▸ TASK DIRECTIONS
Each line of the records that holds "ffffff" should be shown in full.

▸ Collected data
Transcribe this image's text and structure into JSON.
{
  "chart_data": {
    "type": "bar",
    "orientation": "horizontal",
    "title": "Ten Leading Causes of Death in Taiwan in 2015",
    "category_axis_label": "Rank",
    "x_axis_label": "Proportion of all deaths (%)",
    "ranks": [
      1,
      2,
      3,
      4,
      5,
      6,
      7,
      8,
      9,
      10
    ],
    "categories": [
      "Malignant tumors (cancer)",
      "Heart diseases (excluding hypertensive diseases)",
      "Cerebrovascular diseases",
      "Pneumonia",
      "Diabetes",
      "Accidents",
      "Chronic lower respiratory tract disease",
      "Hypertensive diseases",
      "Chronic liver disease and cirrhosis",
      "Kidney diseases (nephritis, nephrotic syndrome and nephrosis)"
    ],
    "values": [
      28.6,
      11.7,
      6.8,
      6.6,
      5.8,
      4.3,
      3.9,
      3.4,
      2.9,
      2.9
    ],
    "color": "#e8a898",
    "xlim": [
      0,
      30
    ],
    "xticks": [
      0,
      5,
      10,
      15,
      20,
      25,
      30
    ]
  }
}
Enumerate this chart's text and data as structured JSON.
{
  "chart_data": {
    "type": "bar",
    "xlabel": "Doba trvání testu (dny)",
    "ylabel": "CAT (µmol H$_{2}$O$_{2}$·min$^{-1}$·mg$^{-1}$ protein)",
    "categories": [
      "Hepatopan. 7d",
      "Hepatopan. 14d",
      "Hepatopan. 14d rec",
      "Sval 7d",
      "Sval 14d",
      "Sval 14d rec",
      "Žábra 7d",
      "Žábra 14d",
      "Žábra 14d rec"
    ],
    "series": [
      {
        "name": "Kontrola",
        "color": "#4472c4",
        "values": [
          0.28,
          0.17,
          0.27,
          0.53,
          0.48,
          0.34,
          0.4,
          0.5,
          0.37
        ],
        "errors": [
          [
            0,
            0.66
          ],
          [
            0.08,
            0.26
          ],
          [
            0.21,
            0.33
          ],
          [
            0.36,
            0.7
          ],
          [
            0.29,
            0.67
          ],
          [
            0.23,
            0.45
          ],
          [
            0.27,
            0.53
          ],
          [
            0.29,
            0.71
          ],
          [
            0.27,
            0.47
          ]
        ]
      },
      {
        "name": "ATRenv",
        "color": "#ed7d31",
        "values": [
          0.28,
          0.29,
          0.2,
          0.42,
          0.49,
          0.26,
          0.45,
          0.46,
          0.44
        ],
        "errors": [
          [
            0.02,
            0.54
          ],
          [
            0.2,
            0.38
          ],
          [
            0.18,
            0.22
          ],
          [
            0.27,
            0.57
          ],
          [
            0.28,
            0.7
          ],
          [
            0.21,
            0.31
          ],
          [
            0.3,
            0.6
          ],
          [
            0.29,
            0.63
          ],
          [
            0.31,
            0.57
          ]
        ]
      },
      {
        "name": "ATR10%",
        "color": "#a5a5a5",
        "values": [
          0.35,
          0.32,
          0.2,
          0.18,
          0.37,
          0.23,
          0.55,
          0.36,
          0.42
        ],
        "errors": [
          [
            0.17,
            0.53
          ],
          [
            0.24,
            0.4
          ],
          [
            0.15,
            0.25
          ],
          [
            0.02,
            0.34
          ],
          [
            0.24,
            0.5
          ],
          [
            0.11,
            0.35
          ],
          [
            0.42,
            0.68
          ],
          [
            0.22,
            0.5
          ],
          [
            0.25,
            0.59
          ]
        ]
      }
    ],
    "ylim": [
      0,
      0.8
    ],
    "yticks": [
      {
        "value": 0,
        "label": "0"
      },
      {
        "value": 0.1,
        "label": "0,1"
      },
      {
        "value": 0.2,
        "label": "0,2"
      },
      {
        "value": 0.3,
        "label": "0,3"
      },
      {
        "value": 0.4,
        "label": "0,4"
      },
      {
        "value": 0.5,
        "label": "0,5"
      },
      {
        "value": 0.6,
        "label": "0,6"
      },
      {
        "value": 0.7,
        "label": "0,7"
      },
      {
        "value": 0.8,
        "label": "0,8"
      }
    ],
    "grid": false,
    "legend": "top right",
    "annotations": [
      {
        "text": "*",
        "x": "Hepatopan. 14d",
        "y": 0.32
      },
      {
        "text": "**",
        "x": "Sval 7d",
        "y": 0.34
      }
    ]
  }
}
--
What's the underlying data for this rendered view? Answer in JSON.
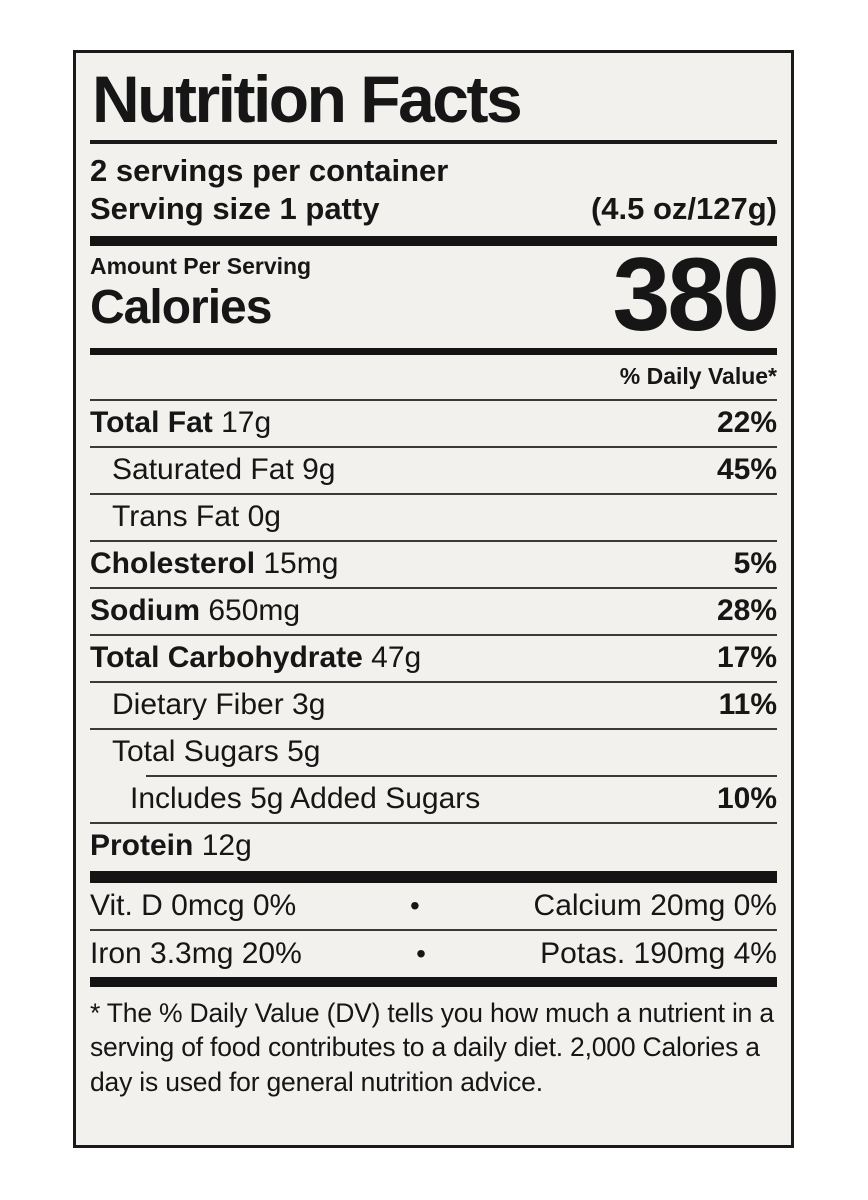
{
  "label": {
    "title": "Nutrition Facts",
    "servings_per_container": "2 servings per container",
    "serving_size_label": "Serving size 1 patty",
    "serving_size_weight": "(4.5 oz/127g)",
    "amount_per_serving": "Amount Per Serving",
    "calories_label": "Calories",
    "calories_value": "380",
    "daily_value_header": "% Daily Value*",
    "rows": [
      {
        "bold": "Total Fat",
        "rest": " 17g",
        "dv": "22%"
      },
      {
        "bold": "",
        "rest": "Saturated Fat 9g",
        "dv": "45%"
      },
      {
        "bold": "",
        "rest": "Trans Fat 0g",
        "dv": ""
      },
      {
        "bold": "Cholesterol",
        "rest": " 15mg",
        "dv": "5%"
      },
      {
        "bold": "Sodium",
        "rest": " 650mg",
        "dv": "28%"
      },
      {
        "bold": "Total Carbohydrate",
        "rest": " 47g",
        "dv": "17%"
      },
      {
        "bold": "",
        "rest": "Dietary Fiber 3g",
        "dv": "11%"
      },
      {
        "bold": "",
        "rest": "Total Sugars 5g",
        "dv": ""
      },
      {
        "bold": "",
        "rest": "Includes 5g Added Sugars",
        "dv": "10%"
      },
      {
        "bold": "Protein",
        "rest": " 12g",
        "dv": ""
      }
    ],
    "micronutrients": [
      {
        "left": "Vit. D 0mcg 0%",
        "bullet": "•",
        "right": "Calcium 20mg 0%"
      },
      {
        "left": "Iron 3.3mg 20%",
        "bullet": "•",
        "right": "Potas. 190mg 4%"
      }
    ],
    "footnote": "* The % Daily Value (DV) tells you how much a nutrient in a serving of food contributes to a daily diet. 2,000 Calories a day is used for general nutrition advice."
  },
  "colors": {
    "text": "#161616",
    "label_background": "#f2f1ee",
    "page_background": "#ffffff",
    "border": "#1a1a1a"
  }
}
...
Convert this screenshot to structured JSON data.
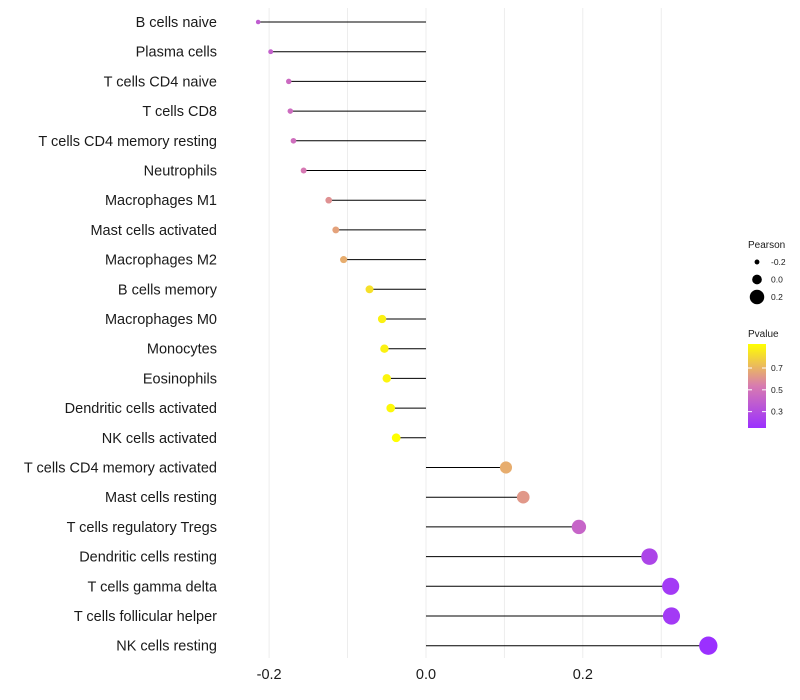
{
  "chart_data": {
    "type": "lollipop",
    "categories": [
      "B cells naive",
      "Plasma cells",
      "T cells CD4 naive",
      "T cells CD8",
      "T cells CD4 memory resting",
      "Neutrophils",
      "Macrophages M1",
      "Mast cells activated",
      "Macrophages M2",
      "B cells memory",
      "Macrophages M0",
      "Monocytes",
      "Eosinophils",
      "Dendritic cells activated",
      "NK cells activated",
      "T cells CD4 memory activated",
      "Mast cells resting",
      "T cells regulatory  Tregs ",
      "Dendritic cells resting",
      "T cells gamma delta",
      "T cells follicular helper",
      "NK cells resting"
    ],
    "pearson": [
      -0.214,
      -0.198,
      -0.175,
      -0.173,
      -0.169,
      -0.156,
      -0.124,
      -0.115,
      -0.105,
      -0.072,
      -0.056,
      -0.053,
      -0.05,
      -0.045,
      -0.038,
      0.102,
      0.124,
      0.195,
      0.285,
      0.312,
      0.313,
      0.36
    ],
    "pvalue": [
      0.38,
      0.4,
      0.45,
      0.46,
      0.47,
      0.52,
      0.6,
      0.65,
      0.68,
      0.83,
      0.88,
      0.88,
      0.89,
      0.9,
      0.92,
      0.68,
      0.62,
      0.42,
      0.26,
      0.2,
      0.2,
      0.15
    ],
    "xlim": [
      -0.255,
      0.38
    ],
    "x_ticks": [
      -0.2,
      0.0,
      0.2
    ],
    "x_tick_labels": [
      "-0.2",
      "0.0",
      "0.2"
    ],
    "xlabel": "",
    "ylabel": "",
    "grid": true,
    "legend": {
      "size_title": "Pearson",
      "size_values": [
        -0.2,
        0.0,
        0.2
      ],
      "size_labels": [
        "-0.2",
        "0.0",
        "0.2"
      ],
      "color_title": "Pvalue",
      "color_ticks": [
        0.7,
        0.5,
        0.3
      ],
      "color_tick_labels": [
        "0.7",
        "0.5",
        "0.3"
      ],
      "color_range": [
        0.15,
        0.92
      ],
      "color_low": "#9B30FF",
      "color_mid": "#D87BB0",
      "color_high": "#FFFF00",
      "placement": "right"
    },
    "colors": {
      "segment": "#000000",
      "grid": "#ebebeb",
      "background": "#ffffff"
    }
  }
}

▸ WRITTEN RESPONSE
    "page_background": "#ffffff",
      "background": "#ffffff"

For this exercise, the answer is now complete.